■ YOUR GOAL
Below is a listing. Gather each line of it that contains "policy".

■ Items from a figure collection
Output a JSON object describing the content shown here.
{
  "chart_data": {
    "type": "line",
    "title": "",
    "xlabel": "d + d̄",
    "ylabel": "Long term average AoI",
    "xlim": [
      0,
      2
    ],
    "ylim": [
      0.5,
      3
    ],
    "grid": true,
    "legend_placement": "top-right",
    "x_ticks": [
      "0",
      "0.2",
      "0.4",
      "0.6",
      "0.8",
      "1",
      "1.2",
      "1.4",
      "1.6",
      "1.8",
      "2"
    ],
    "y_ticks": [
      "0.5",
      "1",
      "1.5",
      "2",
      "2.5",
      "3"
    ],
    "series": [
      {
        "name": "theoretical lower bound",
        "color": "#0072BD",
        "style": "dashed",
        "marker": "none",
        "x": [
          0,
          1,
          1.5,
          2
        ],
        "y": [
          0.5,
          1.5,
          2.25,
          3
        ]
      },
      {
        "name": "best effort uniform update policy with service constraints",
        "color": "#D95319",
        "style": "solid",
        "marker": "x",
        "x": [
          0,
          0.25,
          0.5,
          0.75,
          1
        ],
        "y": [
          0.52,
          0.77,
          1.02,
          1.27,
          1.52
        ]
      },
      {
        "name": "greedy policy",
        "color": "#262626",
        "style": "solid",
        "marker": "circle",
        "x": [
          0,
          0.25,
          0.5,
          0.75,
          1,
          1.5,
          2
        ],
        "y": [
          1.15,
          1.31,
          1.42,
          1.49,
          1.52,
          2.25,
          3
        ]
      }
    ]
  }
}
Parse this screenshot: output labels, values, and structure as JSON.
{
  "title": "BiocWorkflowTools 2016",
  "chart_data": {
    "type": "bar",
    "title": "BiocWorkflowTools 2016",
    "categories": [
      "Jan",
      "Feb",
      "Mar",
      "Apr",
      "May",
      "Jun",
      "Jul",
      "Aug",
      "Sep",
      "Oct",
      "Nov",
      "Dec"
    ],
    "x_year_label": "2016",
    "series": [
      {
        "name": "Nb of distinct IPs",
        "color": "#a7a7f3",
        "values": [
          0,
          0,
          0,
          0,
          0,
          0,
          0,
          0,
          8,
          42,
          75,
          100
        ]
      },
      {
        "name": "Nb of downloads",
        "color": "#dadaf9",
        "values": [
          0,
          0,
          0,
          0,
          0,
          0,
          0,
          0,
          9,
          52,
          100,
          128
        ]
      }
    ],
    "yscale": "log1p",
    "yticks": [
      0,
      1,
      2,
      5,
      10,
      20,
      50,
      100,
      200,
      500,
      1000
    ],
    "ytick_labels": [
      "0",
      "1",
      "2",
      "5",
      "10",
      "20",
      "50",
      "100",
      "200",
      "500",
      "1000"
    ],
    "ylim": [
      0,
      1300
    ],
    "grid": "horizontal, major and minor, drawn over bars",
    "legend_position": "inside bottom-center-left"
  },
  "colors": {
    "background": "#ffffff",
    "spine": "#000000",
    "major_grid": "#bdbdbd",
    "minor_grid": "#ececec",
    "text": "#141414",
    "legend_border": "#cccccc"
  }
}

■ EXERCISE RESPONSE
        "name": "best effort uniform update policy with service constraints",
        "name": "greedy policy",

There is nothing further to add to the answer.